Piriform puts out fantastic software, and CCleaner is probably their most recognized.
CCleaner is the express lane for keeping your system neat and clean. You can always use Windows-provided tools to go in and clean out the junk files on your hard drive, or use your browser to clear temporary files or cookies, but CCleaner does so much more. CCleaner allows you to clean through files are difficult to find and access manually. Third-party applications like Firefox, Photoshop, Evernote, Notepad++, Audacity, Adobe Air, and more can have their slates wiped clean.
Windows cleaning options are very extensive, allowing you to clear your clipboard, swipe temporary files, clean memory dumps, drop your recent documents and thumbnail cache, and a lot more.
CCleaner is a quality-of-life software that can clean up the messes that we often make of our own PCs.
I’m aware that not everyone plays games. Consider it, though. You have free time in front of your PC. You’re never too old to enjoy games. Give it a try. Should you, Steam is the place to be.
Steam is beloved amongst PC gamers. Spotify is to music as Steam is to games. Steam often comes across as this complex and intimidating software and community to get comfortable with, but it’s incredibly simple. All Steam does is provide a platform where you can find, buy, download, and manage your games from a single interface. You’ll no longer have to worry about sketchy third-party sites, and you’ll have everything in one centralized location.
Another misconception is that Steam is just a store. It doesn’t offer free games. Well, it does. Not only that, but you can add your non-Steam games to the Steam library and launch them from the Steam interface. It’s like a desktop for your games, and it’s made gaming a lot easier and more efficient for me.
Don’t even go as far as to consider using something like Windows Media Player over VLC.
While it is an overall media player, and I find Spotify the best solution to managing your music, VLC is a must-have for those of you who are constantly watching videos or movies online.
VLC gives you every technical aspect of a media player that you’ll need. It’s rather minimalist, yet still manages to come packed with every feature you’d ever want. You’ll never have to go hunting around the web for codecs or compatibility information. You just download VLC, open any video file, and watch. It’s that easy.
I’m awful with graphics and handling images and I’ll be the first to admit it. That being said, I definitely recommend Paint.NET because it makes manipulating image files as easy as can be.
Paint.NET offers every feature you could want in an image editor without overwhelming a newbie like me. It has support for layers, special effects, and an impressive variety of different tools, brushes, and more.
You don’t have to be an expert with images or some Photoshop guru to get started with using Paint.NET, either. The website features a very helpful community and offers plenty of simple tutorials that can get you started. You can learn how to use Paint.NET in an hour, it’s not difficult. Advanced users can see this as a free alternative to Photoshop while those who need it for simpler reasons can view it as a more effective version of Microsoft Paint. Either way, this is a piece of software worth having.
That’s my list! I hope it can help you because remembering to cover all areas of what you’re going to need can be a little stressful. You don’t want too much, but it’s never good having too little. Manage your applications wisely and you’ll be able to retain that new PC feeling for a long time.
In closing, I’ll leave one final tip: use Ninite. Ninite will allow you to quickly and easily bundle together an installer for multiple applications all at once. Many, if not all, of the applications listed here are included over at Ninite. It’s a good way to save time and ensure that you’re getting your downloads from the right place.

===============

*WHAT TO PRODUCE:* Copy the software recommendations from "In closing, I’ll" up to and including "the right place.", changing "the right place" to "a trusted source". The items after this point come from a separate source.

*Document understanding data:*
===============

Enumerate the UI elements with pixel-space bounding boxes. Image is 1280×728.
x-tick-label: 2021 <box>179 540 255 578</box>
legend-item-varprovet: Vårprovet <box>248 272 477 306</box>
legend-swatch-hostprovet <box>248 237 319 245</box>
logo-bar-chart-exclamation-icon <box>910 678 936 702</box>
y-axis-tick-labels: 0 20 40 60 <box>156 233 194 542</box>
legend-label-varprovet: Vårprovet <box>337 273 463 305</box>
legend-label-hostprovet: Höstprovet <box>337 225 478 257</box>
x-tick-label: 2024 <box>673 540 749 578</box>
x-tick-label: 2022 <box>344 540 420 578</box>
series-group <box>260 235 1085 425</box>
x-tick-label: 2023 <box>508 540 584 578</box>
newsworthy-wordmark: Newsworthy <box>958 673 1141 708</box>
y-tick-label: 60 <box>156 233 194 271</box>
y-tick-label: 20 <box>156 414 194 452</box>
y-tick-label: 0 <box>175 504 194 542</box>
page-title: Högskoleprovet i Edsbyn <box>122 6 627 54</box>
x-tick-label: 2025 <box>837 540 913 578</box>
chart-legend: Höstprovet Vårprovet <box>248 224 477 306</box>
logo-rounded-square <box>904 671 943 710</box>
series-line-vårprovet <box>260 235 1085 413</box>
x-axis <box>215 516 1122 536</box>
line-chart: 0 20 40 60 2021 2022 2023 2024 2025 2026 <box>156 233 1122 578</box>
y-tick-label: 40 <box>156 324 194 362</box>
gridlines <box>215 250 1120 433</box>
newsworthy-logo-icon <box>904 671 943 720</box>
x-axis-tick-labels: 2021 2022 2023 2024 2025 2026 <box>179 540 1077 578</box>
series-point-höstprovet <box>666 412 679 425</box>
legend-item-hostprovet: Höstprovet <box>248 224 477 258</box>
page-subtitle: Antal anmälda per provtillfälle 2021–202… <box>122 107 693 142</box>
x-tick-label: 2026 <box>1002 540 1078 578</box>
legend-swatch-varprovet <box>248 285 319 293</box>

===============

*OUTPUT FOR THIS EXERCISE:*
In closing, I’ll leave one final tip: use Ninite. Ninite will allow you to quickly and easily bundle together an installer for multiple applications all at once. Many, if not all, of the applications listed here are included over at Ninite. It’s a good way to save time and ensure that you’re getting your downloads from a trusted source.